-- PROVIDED RECORDS --
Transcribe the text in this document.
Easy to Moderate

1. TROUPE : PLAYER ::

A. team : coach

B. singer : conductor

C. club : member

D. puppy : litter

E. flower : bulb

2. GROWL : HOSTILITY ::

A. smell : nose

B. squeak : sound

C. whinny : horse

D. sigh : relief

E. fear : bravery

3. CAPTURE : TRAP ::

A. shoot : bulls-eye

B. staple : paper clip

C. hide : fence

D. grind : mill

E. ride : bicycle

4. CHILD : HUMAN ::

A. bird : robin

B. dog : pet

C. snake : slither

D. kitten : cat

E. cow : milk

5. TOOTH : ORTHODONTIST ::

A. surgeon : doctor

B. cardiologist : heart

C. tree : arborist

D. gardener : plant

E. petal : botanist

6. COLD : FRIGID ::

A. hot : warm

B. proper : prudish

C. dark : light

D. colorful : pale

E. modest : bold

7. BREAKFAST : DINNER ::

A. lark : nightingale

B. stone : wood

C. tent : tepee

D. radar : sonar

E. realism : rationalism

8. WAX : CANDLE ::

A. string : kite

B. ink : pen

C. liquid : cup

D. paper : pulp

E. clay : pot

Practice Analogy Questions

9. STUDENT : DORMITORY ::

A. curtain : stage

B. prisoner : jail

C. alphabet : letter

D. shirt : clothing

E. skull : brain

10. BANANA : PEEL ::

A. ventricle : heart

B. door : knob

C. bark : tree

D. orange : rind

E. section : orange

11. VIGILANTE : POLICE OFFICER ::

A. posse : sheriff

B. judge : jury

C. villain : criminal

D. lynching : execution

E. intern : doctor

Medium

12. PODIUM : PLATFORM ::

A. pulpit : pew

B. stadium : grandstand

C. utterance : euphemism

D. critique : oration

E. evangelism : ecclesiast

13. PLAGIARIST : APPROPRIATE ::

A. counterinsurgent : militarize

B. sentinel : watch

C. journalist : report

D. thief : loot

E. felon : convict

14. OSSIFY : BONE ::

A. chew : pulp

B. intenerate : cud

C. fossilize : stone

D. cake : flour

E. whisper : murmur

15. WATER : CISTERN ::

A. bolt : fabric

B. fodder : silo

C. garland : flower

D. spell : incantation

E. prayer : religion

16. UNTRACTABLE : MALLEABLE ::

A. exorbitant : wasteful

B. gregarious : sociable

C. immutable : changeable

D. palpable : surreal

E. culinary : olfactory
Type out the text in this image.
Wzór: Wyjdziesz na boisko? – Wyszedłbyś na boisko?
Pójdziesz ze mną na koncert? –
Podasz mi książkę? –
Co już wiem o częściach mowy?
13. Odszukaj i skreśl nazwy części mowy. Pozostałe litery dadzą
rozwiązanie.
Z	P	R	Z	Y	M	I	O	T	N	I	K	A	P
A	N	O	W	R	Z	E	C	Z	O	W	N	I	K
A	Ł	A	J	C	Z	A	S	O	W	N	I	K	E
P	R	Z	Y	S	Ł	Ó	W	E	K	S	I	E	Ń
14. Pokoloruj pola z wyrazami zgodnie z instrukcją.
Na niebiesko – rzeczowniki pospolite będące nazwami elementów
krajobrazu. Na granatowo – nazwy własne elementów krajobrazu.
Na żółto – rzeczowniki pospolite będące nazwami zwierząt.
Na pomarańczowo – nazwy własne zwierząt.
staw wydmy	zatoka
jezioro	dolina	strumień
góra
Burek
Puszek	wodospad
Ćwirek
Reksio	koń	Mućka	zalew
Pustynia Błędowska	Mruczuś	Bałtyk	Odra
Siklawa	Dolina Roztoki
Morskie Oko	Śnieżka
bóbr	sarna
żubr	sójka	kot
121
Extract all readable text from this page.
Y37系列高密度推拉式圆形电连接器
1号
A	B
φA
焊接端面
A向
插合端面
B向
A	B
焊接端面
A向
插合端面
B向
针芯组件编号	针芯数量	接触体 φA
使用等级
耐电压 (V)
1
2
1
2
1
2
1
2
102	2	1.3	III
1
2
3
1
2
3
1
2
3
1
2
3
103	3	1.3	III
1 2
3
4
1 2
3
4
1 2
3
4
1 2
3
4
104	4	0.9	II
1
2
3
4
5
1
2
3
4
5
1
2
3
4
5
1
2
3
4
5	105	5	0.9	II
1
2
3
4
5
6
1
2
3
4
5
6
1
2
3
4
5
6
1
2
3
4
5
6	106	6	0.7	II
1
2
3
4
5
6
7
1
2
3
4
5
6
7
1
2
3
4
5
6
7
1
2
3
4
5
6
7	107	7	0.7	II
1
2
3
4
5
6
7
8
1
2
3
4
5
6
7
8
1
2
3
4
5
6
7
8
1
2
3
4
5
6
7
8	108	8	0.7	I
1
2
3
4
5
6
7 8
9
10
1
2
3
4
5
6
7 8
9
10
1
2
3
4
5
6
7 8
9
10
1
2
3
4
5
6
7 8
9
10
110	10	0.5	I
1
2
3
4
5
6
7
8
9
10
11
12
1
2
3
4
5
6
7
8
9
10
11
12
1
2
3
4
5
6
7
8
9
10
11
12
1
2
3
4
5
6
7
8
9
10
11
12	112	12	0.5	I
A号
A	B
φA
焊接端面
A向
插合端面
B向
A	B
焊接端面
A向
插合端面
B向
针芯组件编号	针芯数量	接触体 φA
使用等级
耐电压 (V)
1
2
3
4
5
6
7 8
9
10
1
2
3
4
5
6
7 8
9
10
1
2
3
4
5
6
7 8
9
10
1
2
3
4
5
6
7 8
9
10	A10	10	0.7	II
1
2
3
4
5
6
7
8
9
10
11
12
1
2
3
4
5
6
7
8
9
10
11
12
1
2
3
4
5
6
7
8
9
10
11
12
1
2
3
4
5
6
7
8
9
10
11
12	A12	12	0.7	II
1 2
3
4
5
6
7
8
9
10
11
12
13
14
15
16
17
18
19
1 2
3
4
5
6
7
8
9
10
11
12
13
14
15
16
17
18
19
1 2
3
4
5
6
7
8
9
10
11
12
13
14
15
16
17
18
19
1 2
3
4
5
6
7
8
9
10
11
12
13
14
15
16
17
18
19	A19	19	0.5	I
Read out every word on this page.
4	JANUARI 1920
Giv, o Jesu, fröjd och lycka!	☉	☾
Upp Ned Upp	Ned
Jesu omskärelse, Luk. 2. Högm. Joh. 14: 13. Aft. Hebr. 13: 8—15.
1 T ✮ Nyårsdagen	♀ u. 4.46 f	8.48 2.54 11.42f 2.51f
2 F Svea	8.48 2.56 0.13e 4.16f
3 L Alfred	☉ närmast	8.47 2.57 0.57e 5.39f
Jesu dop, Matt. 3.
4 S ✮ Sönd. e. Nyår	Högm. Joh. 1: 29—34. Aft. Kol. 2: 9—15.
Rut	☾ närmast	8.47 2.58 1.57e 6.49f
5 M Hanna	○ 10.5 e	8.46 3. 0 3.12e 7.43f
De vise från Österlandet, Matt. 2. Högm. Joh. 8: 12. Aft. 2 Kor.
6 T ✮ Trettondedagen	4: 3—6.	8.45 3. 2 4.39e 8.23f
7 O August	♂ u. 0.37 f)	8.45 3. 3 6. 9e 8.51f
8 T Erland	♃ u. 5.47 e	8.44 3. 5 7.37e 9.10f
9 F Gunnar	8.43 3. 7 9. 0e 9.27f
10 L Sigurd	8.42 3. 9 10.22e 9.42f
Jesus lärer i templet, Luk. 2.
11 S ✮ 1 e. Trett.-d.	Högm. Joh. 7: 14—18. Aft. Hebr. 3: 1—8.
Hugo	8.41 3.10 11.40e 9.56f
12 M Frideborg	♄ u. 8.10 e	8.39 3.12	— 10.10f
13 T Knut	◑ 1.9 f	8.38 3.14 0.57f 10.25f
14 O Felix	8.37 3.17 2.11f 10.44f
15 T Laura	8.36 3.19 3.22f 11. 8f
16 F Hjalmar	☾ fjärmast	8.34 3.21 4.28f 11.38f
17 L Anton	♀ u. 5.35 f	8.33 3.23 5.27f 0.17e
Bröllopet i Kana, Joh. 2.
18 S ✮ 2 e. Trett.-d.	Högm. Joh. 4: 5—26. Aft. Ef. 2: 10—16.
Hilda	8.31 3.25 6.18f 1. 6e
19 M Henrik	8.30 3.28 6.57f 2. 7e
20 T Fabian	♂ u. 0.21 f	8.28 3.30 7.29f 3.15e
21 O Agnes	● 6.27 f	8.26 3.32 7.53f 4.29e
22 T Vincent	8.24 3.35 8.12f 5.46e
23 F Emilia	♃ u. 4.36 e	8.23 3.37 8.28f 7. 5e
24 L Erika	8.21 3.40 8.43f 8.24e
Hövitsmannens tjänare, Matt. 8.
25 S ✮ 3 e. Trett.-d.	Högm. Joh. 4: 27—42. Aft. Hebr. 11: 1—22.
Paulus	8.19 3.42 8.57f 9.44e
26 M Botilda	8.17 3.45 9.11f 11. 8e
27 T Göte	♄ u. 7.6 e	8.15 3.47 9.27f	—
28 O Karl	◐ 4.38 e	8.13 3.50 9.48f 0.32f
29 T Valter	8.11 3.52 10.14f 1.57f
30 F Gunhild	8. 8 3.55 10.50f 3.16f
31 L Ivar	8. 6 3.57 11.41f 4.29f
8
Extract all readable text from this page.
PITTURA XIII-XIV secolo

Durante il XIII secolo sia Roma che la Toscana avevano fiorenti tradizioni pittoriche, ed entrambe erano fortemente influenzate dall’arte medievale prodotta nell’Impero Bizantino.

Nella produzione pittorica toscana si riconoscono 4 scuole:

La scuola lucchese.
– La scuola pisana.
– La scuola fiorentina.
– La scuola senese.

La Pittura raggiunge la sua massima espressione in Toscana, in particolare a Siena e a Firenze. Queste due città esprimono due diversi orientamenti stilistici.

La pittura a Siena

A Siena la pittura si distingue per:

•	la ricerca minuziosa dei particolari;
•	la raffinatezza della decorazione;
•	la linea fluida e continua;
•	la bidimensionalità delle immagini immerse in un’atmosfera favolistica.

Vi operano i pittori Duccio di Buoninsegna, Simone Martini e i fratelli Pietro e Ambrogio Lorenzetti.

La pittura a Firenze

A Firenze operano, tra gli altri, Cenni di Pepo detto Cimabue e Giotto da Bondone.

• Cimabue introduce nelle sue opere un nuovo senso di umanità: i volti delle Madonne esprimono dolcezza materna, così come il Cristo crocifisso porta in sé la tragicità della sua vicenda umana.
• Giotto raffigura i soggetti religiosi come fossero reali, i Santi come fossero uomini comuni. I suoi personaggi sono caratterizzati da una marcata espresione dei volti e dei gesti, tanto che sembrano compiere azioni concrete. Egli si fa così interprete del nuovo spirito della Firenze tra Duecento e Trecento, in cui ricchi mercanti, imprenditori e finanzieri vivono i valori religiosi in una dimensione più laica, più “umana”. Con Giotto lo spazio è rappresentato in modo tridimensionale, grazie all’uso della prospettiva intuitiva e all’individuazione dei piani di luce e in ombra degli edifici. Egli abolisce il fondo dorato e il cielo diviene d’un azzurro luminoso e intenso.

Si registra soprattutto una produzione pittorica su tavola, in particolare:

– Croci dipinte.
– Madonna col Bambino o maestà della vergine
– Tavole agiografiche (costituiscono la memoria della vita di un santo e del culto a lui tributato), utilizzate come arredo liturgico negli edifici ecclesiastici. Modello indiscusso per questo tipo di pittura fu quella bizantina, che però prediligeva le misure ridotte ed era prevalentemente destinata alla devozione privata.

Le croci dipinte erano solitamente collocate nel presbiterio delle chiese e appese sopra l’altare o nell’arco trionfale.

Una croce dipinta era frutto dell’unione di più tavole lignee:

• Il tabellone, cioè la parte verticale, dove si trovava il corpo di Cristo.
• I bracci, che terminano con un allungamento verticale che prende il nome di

-- TASK REQUIREMENTS --
In the material above, show every line where the word "operano" turns up.

-- EXERCISE OUTPUT --
Vi operano i pittori Duccio di Buoninsegna, Simone Martini e i fratelli Pietro e Ambrogio Lorenzetti.
A Firenze operano, tra gli altri, Cenni di Pepo detto Cimabue e Giotto da Bondone.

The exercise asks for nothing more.